─── Data extract
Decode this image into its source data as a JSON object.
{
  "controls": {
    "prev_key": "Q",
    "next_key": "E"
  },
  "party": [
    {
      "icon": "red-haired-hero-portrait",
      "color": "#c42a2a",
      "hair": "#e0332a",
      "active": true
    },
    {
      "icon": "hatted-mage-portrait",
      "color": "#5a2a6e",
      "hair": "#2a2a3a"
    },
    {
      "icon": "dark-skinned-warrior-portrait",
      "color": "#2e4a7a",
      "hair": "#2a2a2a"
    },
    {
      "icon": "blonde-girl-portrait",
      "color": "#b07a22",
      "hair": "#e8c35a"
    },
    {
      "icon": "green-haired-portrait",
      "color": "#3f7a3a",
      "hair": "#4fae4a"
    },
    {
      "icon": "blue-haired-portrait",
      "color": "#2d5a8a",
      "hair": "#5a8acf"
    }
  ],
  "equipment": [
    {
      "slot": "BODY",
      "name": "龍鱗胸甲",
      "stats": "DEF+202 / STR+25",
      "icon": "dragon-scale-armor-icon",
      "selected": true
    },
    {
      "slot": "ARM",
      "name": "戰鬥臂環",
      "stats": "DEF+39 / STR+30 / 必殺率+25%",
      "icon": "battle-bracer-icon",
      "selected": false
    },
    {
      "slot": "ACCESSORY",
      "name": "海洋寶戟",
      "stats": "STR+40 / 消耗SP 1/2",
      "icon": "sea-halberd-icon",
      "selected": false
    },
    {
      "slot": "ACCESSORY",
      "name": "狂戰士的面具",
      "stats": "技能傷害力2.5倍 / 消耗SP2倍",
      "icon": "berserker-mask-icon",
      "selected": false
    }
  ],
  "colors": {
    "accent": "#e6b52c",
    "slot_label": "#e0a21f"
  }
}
──────
Request:
Show the lines where the word "stats" appears in the entries.

Result of this exercise:
      "stats": "DEF+202 / STR+25",
      "stats": "DEF+39 / STR+30 / 必殺率+25%",
      "stats": "STR+40 / 消耗SP 1/2",
      "stats": "技能傷害力2.5倍 / 消耗SP2倍",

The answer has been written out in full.